▶ **WORK TO BE COMPLETED**
Each entry below is to be given again word for word, with no pictures.

Begin RECORDS FOR THIS EXERCISE

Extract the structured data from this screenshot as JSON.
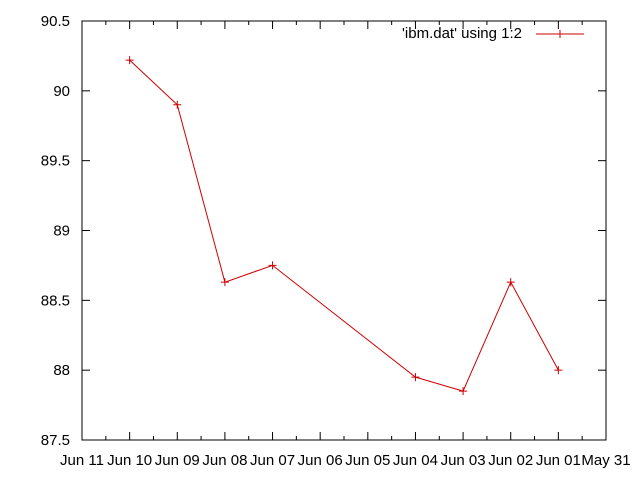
{
  "chart_data": {
    "type": "line",
    "title": "",
    "xlabel": "",
    "ylabel": "",
    "x_axis_reversed": true,
    "x_tick_labels": [
      "Jun 11",
      "Jun 10",
      "Jun 09",
      "Jun 08",
      "Jun 07",
      "Jun 06",
      "Jun 05",
      "Jun 04",
      "Jun 03",
      "Jun 02",
      "Jun 01",
      "May 31"
    ],
    "y_tick_labels": [
      "87.5",
      "88",
      "88.5",
      "89",
      "89.5",
      "90",
      "90.5"
    ],
    "ylim": [
      87.5,
      90.5
    ],
    "grid": false,
    "legend_position": "top-right",
    "series": [
      {
        "name": "'ibm.dat' using 1:2",
        "color": "#cc0000",
        "marker": "plus",
        "x": [
          "Jun 10",
          "Jun 09",
          "Jun 08",
          "Jun 07",
          "Jun 04",
          "Jun 03",
          "Jun 02",
          "Jun 01"
        ],
        "y": [
          90.22,
          89.9,
          88.63,
          88.75,
          87.95,
          87.85,
          88.63,
          88.0
        ]
      }
    ]
  }
}
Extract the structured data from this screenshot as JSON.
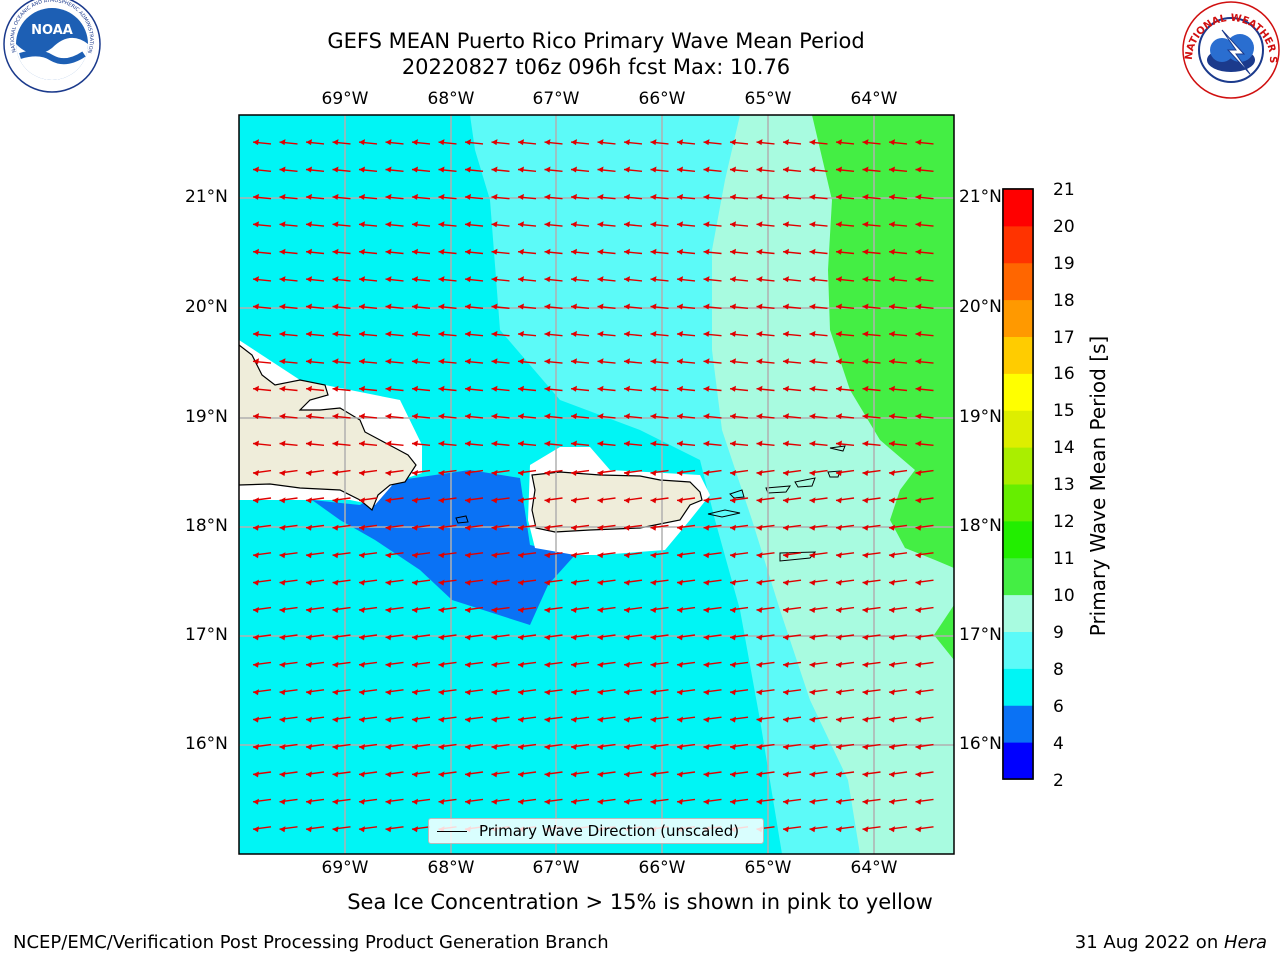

End RECORDS FOR THIS EXERCISE

▶ **OUTPUT FOR THIS TASK**
Extract the structured data from this screenshot as JSON.
{
  "chart_data": {
    "type": "line",
    "title": "",
    "xlabel": "",
    "ylabel": "",
    "x_axis_reversed": true,
    "x_tick_labels": [
      "Jun 11",
      "Jun 10",
      "Jun 09",
      "Jun 08",
      "Jun 07",
      "Jun 06",
      "Jun 05",
      "Jun 04",
      "Jun 03",
      "Jun 02",
      "Jun 01",
      "May 31"
    ],
    "y_tick_labels": [
      "87.5",
      "88",
      "88.5",
      "89",
      "89.5",
      "90",
      "90.5"
    ],
    "ylim": [
      87.5,
      90.5
    ],
    "grid": false,
    "legend_position": "top-right",
    "series": [
      {
        "name": "'ibm.dat' using 1:2",
        "color": "#cc0000",
        "marker": "plus",
        "x": [
          "Jun 10",
          "Jun 09",
          "Jun 08",
          "Jun 07",
          "Jun 04",
          "Jun 03",
          "Jun 02",
          "Jun 01"
        ],
        "y": [
          90.22,
          89.9,
          88.63,
          88.75,
          87.95,
          87.85,
          88.63,
          88.0
        ]
      }
    ]
  }
}
Extract the structured data from this screenshot as JSON.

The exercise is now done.